**Required task:**
Set down the material below in full, matching it exactly.

--- begin Material to process ---

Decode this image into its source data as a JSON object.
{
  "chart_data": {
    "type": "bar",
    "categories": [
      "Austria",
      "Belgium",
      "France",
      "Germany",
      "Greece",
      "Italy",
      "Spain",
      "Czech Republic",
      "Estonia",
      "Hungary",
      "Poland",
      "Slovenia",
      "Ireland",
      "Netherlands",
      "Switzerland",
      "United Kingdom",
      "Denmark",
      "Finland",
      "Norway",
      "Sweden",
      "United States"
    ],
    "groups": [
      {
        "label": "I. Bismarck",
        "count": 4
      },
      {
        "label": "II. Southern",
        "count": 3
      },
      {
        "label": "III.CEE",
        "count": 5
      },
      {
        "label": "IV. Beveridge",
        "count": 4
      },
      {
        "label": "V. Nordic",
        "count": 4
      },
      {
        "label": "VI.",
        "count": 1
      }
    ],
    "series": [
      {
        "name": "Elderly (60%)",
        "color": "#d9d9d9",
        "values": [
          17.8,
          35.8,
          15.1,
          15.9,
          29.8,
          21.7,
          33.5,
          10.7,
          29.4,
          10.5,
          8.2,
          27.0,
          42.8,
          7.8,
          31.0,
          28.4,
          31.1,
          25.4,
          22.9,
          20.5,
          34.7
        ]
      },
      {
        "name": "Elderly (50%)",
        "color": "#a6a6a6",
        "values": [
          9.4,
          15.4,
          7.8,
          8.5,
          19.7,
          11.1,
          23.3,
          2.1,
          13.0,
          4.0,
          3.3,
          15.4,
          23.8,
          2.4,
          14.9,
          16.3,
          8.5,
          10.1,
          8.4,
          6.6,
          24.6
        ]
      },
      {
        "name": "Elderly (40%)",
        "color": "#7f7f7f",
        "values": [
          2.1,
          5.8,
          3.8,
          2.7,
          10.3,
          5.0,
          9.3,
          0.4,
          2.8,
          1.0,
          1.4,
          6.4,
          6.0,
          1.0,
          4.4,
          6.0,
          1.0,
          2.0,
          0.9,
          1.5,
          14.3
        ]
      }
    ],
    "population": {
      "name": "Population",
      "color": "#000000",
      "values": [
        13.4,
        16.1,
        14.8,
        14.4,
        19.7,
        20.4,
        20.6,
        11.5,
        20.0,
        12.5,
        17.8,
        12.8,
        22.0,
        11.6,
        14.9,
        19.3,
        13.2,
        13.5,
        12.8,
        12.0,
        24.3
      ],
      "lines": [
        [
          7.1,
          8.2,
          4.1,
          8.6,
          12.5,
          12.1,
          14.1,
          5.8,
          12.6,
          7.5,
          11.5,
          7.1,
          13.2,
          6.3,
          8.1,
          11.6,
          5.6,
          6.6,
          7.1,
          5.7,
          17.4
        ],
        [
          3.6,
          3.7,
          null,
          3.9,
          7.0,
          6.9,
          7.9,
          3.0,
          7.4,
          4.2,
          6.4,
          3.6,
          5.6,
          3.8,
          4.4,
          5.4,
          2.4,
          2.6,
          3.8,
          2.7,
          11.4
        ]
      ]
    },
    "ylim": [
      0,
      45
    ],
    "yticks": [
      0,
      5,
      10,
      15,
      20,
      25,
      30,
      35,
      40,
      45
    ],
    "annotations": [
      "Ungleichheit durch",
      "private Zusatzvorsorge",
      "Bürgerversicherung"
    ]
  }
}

--- end Material to process ---

**Correct response:**
Decode this image into its source data as a JSON object.
{
  "chart_data": {
    "type": "bar",
    "categories": [
      "Austria",
      "Belgium",
      "France",
      "Germany",
      "Greece",
      "Italy",
      "Spain",
      "Czech Republic",
      "Estonia",
      "Hungary",
      "Poland",
      "Slovenia",
      "Ireland",
      "Netherlands",
      "Switzerland",
      "United Kingdom",
      "Denmark",
      "Finland",
      "Norway",
      "Sweden",
      "United States"
    ],
    "groups": [
      {
        "label": "I. Bismarck",
        "count": 4
      },
      {
        "label": "II. Southern",
        "count": 3
      },
      {
        "label": "III.CEE",
        "count": 5
      },
      {
        "label": "IV. Beveridge",
        "count": 4
      },
      {
        "label": "V. Nordic",
        "count": 4
      },
      {
        "label": "VI.",
        "count": 1
      }
    ],
    "series": [
      {
        "name": "Elderly (60%)",
        "color": "#d9d9d9",
        "values": [
          17.8,
          35.8,
          15.1,
          15.9,
          29.8,
          21.7,
          33.5,
          10.7,
          29.4,
          10.5,
          8.2,
          27.0,
          42.8,
          7.8,
          31.0,
          28.4,
          31.1,
          25.4,
          22.9,
          20.5,
          34.7
        ]
      },
      {
        "name": "Elderly (50%)",
        "color": "#a6a6a6",
        "values": [
          9.4,
          15.4,
          7.8,
          8.5,
          19.7,
          11.1,
          23.3,
          2.1,
          13.0,
          4.0,
          3.3,
          15.4,
          23.8,
          2.4,
          14.9,
          16.3,
          8.5,
          10.1,
          8.4,
          6.6,
          24.6
        ]
      },
      {
        "name": "Elderly (40%)",
        "color": "#7f7f7f",
        "values": [
          2.1,
          5.8,
          3.8,
          2.7,
          10.3,
          5.0,
          9.3,
          0.4,
          2.8,
          1.0,
          1.4,
          6.4,
          6.0,
          1.0,
          4.4,
          6.0,
          1.0,
          2.0,
          0.9,
          1.5,
          14.3
        ]
      }
    ],
    "population": {
      "name": "Population",
      "color": "#000000",
      "values": [
        13.4,
        16.1,
        14.8,
        14.4,
        19.7,
        20.4,
        20.6,
        11.5,
        20.0,
        12.5,
        17.8,
        12.8,
        22.0,
        11.6,
        14.9,
        19.3,
        13.2,
        13.5,
        12.8,
        12.0,
        24.3
      ],
      "lines": [
        [
          7.1,
          8.2,
          4.1,
          8.6,
          12.5,
          12.1,
          14.1,
          5.8,
          12.6,
          7.5,
          11.5,
          7.1,
          13.2,
          6.3,
          8.1,
          11.6,
          5.6,
          6.6,
          7.1,
          5.7,
          17.4
        ],
        [
          3.6,
          3.7,
          null,
          3.9,
          7.0,
          6.9,
          7.9,
          3.0,
          7.4,
          4.2,
          6.4,
          3.6,
          5.6,
          3.8,
          4.4,
          5.4,
          2.4,
          2.6,
          3.8,
          2.7,
          11.4
        ]
      ]
    },
    "ylim": [
      0,
      45
    ],
    "yticks": [
      0,
      5,
      10,
      15,
      20,
      25,
      30,
      35,
      40,
      45
    ],
    "annotations": [
      "Ungleichheit durch",
      "private Zusatzvorsorge",
      "Bürgerversicherung"
    ]
  }
}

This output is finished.